Written problem ▸ Collect every line that includes the string "profesionalidad".

(Data entries)
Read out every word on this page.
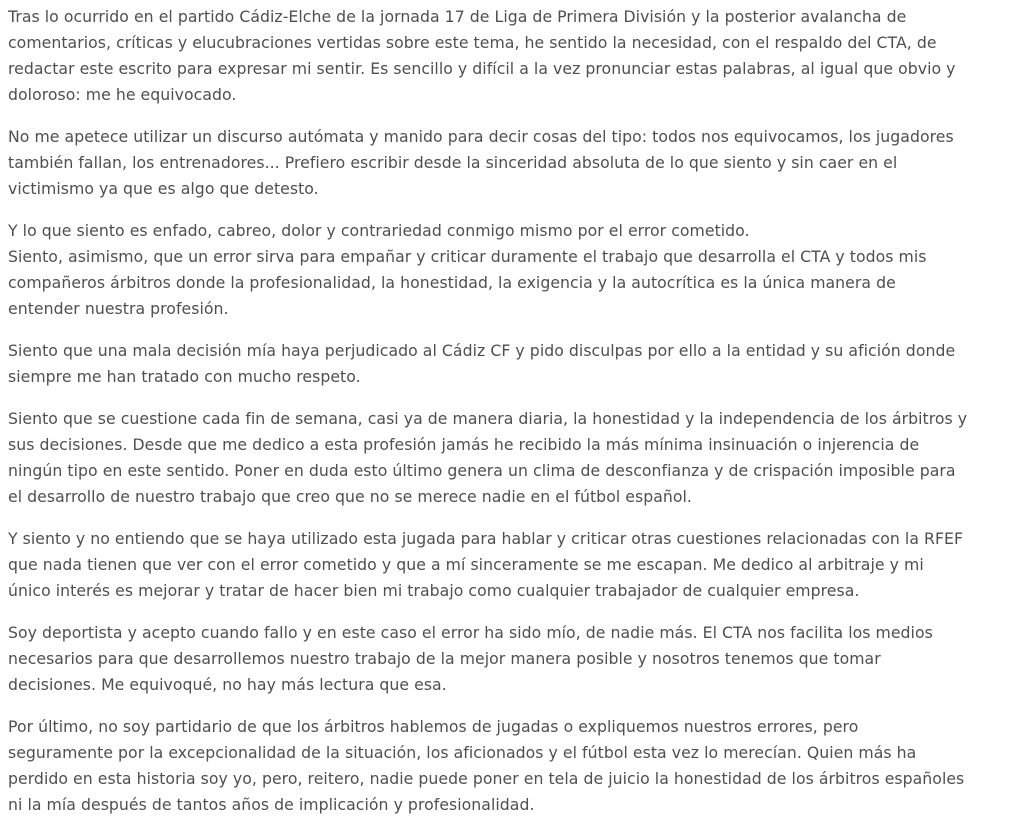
Tras lo ocurrido en el partido Cádiz-Elche de la jornada 17 de Liga de Primera División y la posterior avalancha de
comentarios, críticas y elucubraciones vertidas sobre este tema, he sentido la necesidad, con el respaldo del CTA, de
redactar este escrito para expresar mi sentir. Es sencillo y difícil a la vez pronunciar estas palabras, al igual que obvio y
doloroso: me he equivocado.

No me apetece utilizar un discurso autómata y manido para decir cosas del tipo: todos nos equivocamos, los jugadores
también fallan, los entrenadores... Prefiero escribir desde la sinceridad absoluta de lo que siento y sin caer en el
victimismo ya que es algo que detesto.

Y lo que siento es enfado, cabreo, dolor y contrariedad conmigo mismo por el error cometido.
Siento, asimismo, que un error sirva para empañar y criticar duramente el trabajo que desarrolla el CTA y todos mis
compañeros árbitros donde la profesionalidad, la honestidad, la exigencia y la autocrítica es la única manera de
entender nuestra profesión.

Siento que una mala decisión mía haya perjudicado al Cádiz CF y pido disculpas por ello a la entidad y su afición donde
siempre me han tratado con mucho respeto.

Siento que se cuestione cada fin de semana, casi ya de manera diaria, la honestidad y la independencia de los árbitros y
sus decisiones. Desde que me dedico a esta profesión jamás he recibido la más mínima insinuación o injerencia de
ningún tipo en este sentido. Poner en duda esto último genera un clima de desconfianza y de crispación imposible para
el desarrollo de nuestro trabajo que creo que no se merece nadie en el fútbol español.

Y siento y no entiendo que se haya utilizado esta jugada para hablar y criticar otras cuestiones relacionadas con la RFEF
que nada tienen que ver con el error cometido y que a mí sinceramente se me escapan. Me dedico al arbitraje y mi
único interés es mejorar y tratar de hacer bien mi trabajo como cualquier trabajador de cualquier empresa.

Soy deportista y acepto cuando fallo y en este caso el error ha sido mío, de nadie más. El CTA nos facilita los medios
necesarios para que desarrollemos nuestro trabajo de la mejor manera posible y nosotros tenemos que tomar
decisiones. Me equivoqué, no hay más lectura que esa.

Por último, no soy partidario de que los árbitros hablemos de jugadas o expliquemos nuestros errores, pero
seguramente por la excepcionalidad de la situación, los aficionados y el fútbol esta vez lo merecían. Quien más ha
perdido en esta historia soy yo, pero, reitero, nadie puede poner en tela de juicio la honestidad de los árbitros españoles
ni la mía después de tantos años de implicación y profesionalidad.
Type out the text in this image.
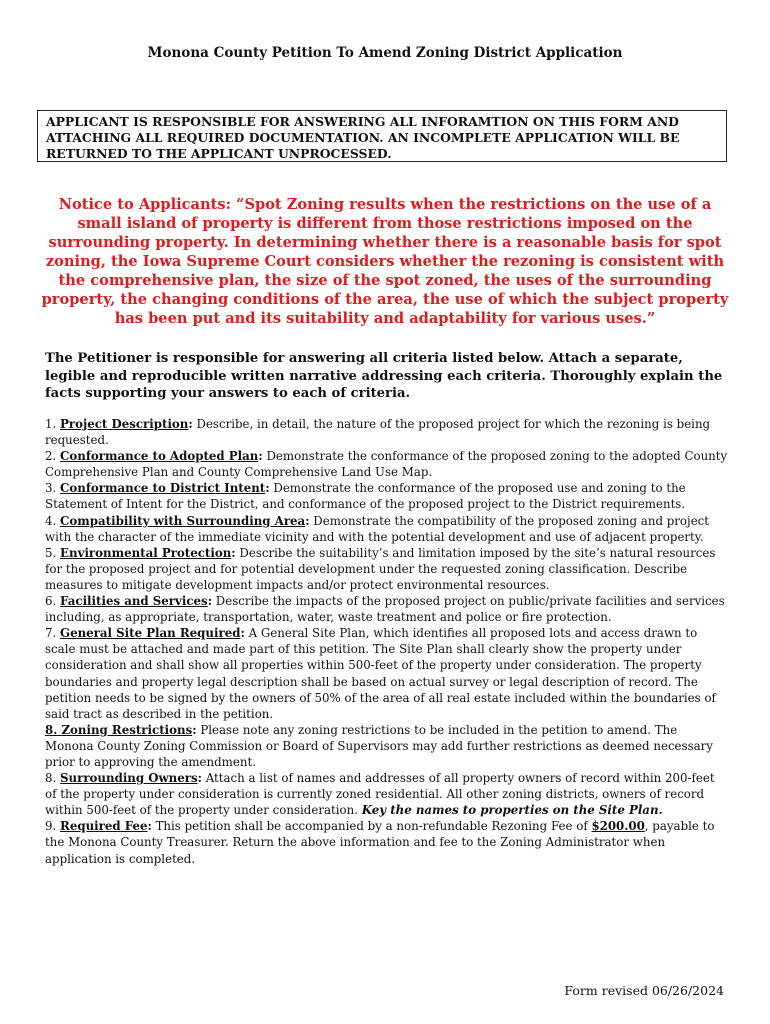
Monona County Petition To Amend Zoning District Application
APPLICANT IS RESPONSIBLE FOR ANSWERING ALL INFORAMTION ON THIS FORM AND ATTACHING ALL REQUIRED DOCUMENTATION. AN INCOMPLETE APPLICATION WILL BE RETURNED TO THE APPLICANT UNPROCESSED.
Notice to Applicants: “Spot Zoning results when the restrictions on the use of a small island of property is different from those restrictions imposed on the surrounding property. In determining whether there is a reasonable basis for spot zoning, the Iowa Supreme Court considers whether the rezoning is consistent with the comprehensive plan, the size of the spot zoned, the uses of the surrounding property, the changing conditions of the area, the use of which the subject property has been put and its suitability and adaptability for various uses.”
The Petitioner is responsible for answering all criteria listed below. Attach a separate, legible and reproducible written narrative addressing each criteria. Thoroughly explain the facts supporting your answers to each of criteria.

1. Project Description: Describe, in detail, the nature of the proposed project for which the rezoning is being requested.

2. Conformance to Adopted Plan: Demonstrate the conformance of the proposed zoning to the adopted County Comprehensive Plan and County Comprehensive Land Use Map.

3. Conformance to District Intent: Demonstrate the conformance of the proposed use and zoning to the Statement of Intent for the District, and conformance of the proposed project to the District requirements.

4. Compatibility with Surrounding Area: Demonstrate the compatibility of the proposed zoning and project with the character of the immediate vicinity and with the potential development and use of adjacent property.

5. Environmental Protection: Describe the suitability’s and limitation imposed by the site’s natural resources for the proposed project and for potential development under the requested zoning classification. Describe measures to mitigate development impacts and/or protect environmental resources.

6. Facilities and Services: Describe the impacts of the proposed project on public/private facilities and services including, as appropriate, transportation, water, waste treatment and police or fire protection.

7. General Site Plan Required: A General Site Plan, which identifies all proposed lots and access drawn to scale must be attached and made part of this petition. The Site Plan shall clearly show the property under consideration and shall show all properties within 500-feet of the property under consideration. The property boundaries and property legal description shall be based on actual survey or legal description of record. The petition needs to be signed by the owners of 50% of the area of all real estate included within the boundaries of said tract as described in the petition.

8. Zoning Restrictions: Please note any zoning restrictions to be included in the petition to amend. The Monona County Zoning Commission or Board of Supervisors may add further restrictions as deemed necessary prior to approving the amendment.

8. Surrounding Owners: Attach a list of names and addresses of all property owners of record within 200-feet of the property under consideration is currently zoned residential. All other zoning districts, owners of record within 500-feet of the property under consideration. Key the names to properties on the Site Plan.

9. Required Fee: This petition shall be accompanied by a non-refundable Rezoning Fee of $200.00, payable to the Monona County Treasurer. Return the above information and fee to the Zoning Administrator when application is completed.

Form revised 06/26/2024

Response to this exercise ▸
compañeros árbitros donde la profesionalidad, la honestidad, la exigencia y la autocrítica es la única manera de
ni la mía después de tantos años de implicación y profesionalidad.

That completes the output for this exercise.